*Requirements*
Leave out any picture and return the remaining listing below exactly as given.

*Dataset records*
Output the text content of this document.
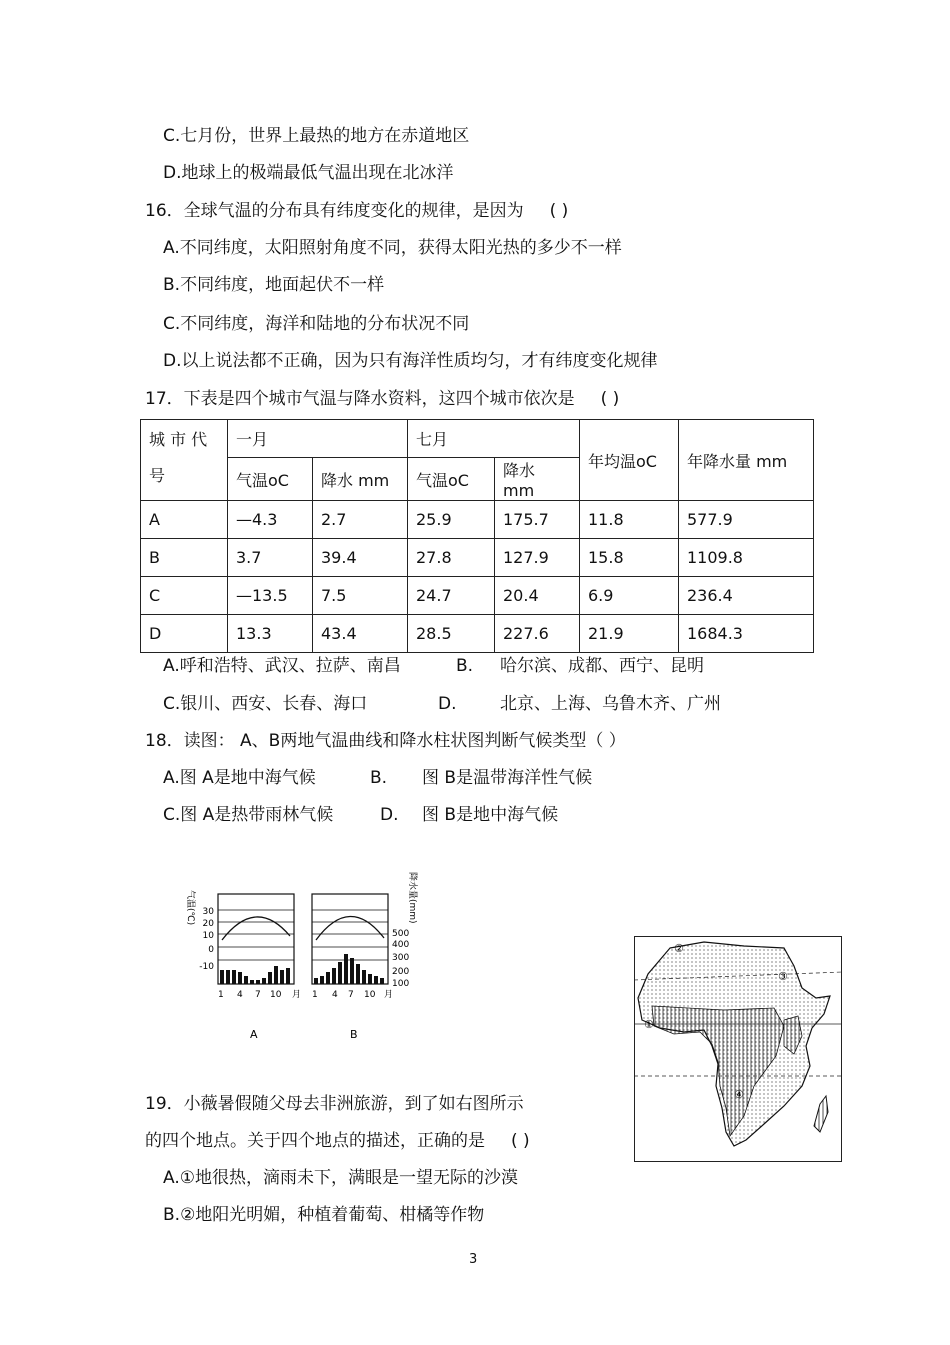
C.七月份，世界上最热的地方在赤道地区
D.地球上的极端最低气温出现在北冰洋
16．全球气温的分布具有纬度变化的规律，是因为 ( )
A.不同纬度，太阳照射角度不同，获得太阳光热的多少不一样
B.不同纬度，地面起伏不一样
C.不同纬度，海洋和陆地的分布状况不同
D.以上说法都不正确，因为只有海洋性质均匀，才有纬度变化规律
17．下表是四个城市气温与降水资料，这四个城市依次是 ( )
城 市 代
号	一月		七月		年均温oC	年降水量 mm
	气温oC	降水 mm	气温oC	降水 mm		
A	—4.3	2.7	25.9	175.7	11.8	577.9
B	3.7	39.4	27.8	127.9	15.8	1109.8
C	—13.5	7.5	24.7	20.4	6.9	236.4
D	13.3	43.4	28.5	227.6	21.9	1684.3
A.呼和浩特、武汉、拉萨、南昌	B. 哈尔滨、成都、西宁、昆明
C.银川、西安、长春、海口	D.	北京、上海、乌鲁木齐、广州
18．读图： A、B两地气温曲线和降水柱状图判断气候类型（ ）
A.图 A是地中海气候	B. 图 B是温带海洋性气候
C.图 A是热带雨林气候	D. 图 B是地中海气候
气温(℃) 30
20
10
0
-10
降水量(mm)
500
400
300
200
100
1 4 7 10 月 1 4 7 10 月
A	B
②
③
①
④
19．小薇暑假随父母去非洲旅游，到了如右图所示
的四个地点。关于四个地点的描述，正确的是 ( )
A.①地很热，滴雨未下，满眼是一望无际的沙漠
B.②地阳光明媚，种植着葡萄、柑橘等作物
3
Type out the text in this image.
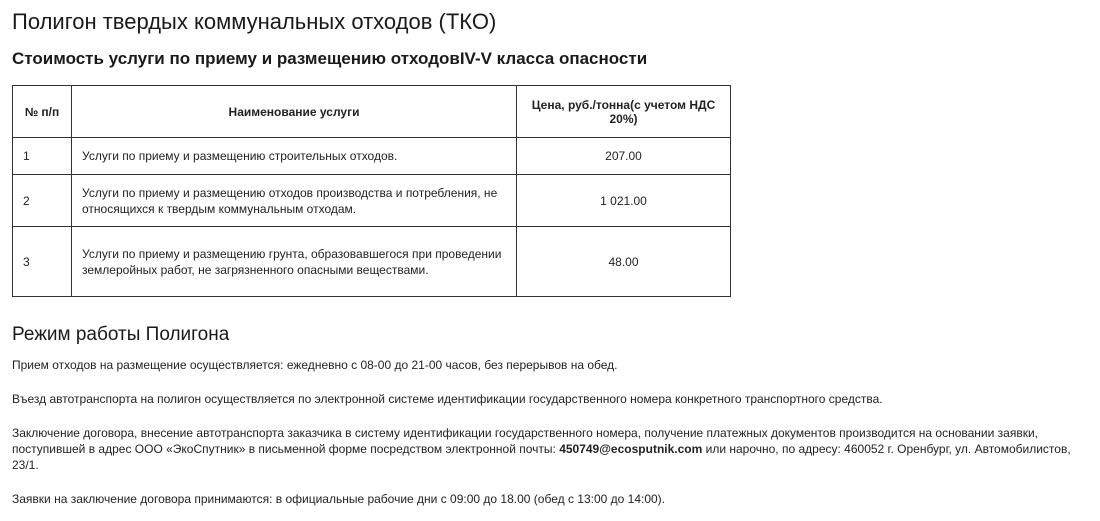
Полигон твердых коммунальных отходов (ТКО)
Стоимость услуги по приему и размещению отходовIV-V класса опасности
№ п/п	Наименование услуги	Цена, руб./тонна(с учетом НДС 20%)
1	Услуги по приему и размещению строительных отходов.	207.00
2	Услуги по приему и размещению отходов производства и потребления, не относящихся к твердым коммунальным отходам.	1 021.00
3	Услуги по приему и размещению грунта, образовавшегося при проведении землеройных работ, не загрязненного опасными веществами.	48.00
Режим работы Полигона

Прием отходов на размещение осуществляется: ежедневно с 08-00 до 21-00 часов, без перерывов на обед.

Въезд автотранспорта на полигон осуществляется по электронной системе идентификации государственного номера конкретного транспортного средства.

Заключение договора, внесение автотранспорта заказчика в систему идентификации государственного номера, получение платежных документов производится на основании заявки, поступившей в адрес ООО «ЭкоСпутник» в письменной форме посредством электронной почты: 450749@ecosputnik.com или нарочно, по адресу: 460052 г. Оренбург, ул. Автомобилистов, 23/1.

Заявки на заключение договора принимаются: в официальные рабочие дни с 09:00 до 18.00 (обед с 13:00 до 14:00).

*Task output*
Output the text content of this document.
C.七月份，世界上最热的地方在赤道地区
D.地球上的极端最低气温出现在北冰洋
16．全球气温的分布具有纬度变化的规律，是因为 ( )
A.不同纬度，太阳照射角度不同，获得太阳光热的多少不一样
B.不同纬度，地面起伏不一样
C.不同纬度，海洋和陆地的分布状况不同
D.以上说法都不正确，因为只有海洋性质均匀，才有纬度变化规律
17．下表是四个城市气温与降水资料，这四个城市依次是 ( )
城 市 代
号	一月		七月		年均温oC	年降水量 mm
	气温oC	降水 mm	气温oC	降水 mm		
A	—4.3	2.7	25.9	175.7	11.8	577.9
B	3.7	39.4	27.8	127.9	15.8	1109.8
C	—13.5	7.5	24.7	20.4	6.9	236.4
D	13.3	43.4	28.5	227.6	21.9	1684.3
A.呼和浩特、武汉、拉萨、南昌	B. 哈尔滨、成都、西宁、昆明
C.银川、西安、长春、海口	D.	北京、上海、乌鲁木齐、广州
18．读图： A、B两地气温曲线和降水柱状图判断气候类型（ ）
A.图 A是地中海气候	B. 图 B是温带海洋性气候
C.图 A是热带雨林气候	D. 图 B是地中海气候
气温(℃) 30
20
10
0
-10
降水量(mm)
500
400
300
200
100
1 4 7 10 月 1 4 7 10 月
A	B
②
③
①
④
19．小薇暑假随父母去非洲旅游，到了如右图所示
的四个地点。关于四个地点的描述，正确的是 ( )
A.①地很热，滴雨未下，满眼是一望无际的沙漠
B.②地阳光明媚，种植着葡萄、柑橘等作物
3
Type out the text in this image.
Полигон твердых коммунальных отходов (ТКО)
Стоимость услуги по приему и размещению отходовIV-V класса опасности
№ п/п	Наименование услуги	Цена, руб./тонна(с учетом НДС 20%)
1	Услуги по приему и размещению строительных отходов.	207.00
2	Услуги по приему и размещению отходов производства и потребления, не относящихся к твердым коммунальным отходам.	1 021.00
3	Услуги по приему и размещению грунта, образовавшегося при проведении землеройных работ, не загрязненного опасными веществами.	48.00
Режим работы Полигона

Прием отходов на размещение осуществляется: ежедневно с 08-00 до 21-00 часов, без перерывов на обед.

Въезд автотранспорта на полигон осуществляется по электронной системе идентификации государственного номера конкретного транспортного средства.

Заключение договора, внесение автотранспорта заказчика в систему идентификации государственного номера, получение платежных документов производится на основании заявки, поступившей в адрес ООО «ЭкоСпутник» в письменной форме посредством электронной почты: 450749@ecosputnik.com или нарочно, по адресу: 460052 г. Оренбург, ул. Автомобилистов, 23/1.

Заявки на заключение договора принимаются: в официальные рабочие дни с 09:00 до 18.00 (обед с 13:00 до 14:00).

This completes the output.